**What you have to do:** Go through the data below and gather each line containing "friendships".

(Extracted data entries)

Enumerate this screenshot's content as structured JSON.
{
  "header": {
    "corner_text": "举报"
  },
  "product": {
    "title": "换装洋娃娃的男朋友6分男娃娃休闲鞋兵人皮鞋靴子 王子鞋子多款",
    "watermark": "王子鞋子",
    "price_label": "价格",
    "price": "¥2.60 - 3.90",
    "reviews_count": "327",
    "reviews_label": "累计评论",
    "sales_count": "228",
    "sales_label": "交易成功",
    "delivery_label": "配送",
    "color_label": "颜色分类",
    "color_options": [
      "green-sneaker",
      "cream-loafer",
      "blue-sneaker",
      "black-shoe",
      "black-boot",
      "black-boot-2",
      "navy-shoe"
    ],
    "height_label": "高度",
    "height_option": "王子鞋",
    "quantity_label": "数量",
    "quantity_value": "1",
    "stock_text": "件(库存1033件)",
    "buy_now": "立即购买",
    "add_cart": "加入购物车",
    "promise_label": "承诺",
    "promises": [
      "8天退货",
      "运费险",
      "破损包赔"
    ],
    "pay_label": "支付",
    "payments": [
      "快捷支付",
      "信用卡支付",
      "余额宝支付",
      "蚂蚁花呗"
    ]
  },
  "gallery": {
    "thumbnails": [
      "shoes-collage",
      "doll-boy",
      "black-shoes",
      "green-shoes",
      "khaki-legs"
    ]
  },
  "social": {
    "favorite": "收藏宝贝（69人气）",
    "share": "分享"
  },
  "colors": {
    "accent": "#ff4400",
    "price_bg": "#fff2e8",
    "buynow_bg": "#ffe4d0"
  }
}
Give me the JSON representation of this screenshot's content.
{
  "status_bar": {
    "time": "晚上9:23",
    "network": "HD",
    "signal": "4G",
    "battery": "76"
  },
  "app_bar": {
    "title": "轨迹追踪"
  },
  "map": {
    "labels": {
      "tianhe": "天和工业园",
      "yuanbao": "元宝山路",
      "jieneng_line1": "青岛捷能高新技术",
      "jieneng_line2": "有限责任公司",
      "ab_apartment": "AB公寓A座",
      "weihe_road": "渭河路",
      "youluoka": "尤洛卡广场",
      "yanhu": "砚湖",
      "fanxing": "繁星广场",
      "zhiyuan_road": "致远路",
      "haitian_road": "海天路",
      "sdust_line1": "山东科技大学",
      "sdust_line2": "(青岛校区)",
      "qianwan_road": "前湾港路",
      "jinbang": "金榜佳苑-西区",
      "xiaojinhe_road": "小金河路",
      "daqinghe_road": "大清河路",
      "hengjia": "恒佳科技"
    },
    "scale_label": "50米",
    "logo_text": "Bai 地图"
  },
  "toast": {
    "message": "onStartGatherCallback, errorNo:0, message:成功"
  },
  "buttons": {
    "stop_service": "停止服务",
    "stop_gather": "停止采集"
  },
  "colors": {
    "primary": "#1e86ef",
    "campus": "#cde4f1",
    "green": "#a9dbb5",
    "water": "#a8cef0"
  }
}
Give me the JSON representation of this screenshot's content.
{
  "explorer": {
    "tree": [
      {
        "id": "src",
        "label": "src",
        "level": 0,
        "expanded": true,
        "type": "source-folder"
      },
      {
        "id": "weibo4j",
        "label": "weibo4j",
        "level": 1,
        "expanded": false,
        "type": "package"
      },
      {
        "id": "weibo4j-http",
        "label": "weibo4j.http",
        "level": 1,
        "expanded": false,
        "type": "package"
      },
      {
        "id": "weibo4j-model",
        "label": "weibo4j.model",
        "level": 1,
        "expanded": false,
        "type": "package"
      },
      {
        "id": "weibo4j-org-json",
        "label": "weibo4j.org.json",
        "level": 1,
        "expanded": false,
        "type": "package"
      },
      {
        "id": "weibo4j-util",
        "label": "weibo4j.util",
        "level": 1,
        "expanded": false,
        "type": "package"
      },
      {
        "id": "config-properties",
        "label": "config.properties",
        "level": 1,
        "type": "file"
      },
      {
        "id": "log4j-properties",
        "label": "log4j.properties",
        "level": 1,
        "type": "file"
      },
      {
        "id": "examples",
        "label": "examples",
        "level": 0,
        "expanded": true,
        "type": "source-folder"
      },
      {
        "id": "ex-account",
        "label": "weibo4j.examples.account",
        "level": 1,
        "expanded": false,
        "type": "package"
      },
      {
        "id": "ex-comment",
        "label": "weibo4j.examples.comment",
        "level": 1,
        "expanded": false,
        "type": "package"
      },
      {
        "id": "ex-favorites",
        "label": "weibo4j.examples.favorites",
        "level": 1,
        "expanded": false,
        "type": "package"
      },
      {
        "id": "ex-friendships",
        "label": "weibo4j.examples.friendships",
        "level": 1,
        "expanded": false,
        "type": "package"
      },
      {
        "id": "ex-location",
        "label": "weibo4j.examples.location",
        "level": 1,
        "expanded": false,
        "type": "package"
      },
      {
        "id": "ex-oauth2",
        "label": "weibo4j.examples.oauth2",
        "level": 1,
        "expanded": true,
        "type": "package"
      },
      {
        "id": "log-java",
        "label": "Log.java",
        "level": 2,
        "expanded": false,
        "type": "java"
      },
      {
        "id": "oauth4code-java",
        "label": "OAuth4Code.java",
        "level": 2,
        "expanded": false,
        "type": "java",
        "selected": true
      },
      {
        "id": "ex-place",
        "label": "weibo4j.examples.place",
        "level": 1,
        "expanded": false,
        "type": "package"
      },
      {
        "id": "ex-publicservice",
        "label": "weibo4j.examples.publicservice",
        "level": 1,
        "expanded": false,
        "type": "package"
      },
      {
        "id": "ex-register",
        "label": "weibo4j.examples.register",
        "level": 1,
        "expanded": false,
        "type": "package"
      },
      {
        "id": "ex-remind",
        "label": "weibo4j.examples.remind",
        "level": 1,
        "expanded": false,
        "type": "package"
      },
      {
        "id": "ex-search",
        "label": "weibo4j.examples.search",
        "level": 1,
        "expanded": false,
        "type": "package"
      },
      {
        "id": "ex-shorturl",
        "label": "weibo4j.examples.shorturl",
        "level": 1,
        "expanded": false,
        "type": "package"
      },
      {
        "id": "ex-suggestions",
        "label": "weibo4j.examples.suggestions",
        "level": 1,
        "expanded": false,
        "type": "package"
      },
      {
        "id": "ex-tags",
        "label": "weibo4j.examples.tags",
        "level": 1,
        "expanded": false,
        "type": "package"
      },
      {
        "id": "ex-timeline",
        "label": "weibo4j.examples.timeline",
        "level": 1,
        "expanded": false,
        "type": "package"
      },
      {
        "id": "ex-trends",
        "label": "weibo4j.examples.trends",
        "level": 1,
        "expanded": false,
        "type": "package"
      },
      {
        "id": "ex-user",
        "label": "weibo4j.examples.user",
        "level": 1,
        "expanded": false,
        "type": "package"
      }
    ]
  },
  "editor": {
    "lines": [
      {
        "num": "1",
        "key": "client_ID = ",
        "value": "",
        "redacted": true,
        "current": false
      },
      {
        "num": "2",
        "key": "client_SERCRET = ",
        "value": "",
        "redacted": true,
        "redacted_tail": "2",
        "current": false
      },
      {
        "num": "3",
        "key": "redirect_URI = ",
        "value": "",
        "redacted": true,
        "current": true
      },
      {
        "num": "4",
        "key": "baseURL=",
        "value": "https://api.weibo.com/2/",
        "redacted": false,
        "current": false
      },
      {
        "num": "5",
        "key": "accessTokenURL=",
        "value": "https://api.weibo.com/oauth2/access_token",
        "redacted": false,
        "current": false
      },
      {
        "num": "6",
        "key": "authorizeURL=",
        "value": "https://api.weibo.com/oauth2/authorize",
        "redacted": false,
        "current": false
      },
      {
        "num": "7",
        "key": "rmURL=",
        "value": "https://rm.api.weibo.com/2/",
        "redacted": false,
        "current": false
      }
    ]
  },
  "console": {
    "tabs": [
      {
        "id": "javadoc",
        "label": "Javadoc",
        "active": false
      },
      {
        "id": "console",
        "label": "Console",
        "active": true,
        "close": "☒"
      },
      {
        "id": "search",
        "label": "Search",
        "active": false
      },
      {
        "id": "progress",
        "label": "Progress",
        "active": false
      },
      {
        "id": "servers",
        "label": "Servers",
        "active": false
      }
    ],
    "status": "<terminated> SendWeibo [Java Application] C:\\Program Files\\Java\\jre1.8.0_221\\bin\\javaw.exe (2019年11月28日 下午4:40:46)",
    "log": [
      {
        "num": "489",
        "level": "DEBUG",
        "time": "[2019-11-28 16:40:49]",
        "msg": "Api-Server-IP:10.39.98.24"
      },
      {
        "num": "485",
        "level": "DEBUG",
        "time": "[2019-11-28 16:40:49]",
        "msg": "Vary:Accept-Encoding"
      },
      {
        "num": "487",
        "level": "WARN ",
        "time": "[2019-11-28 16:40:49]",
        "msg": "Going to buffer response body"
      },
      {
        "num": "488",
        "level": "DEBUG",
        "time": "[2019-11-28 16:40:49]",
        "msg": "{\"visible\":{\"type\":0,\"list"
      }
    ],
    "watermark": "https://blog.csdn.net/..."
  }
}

**Final result:**
        "id": "ex-friendships",
        "label": "weibo4j.examples.friendships",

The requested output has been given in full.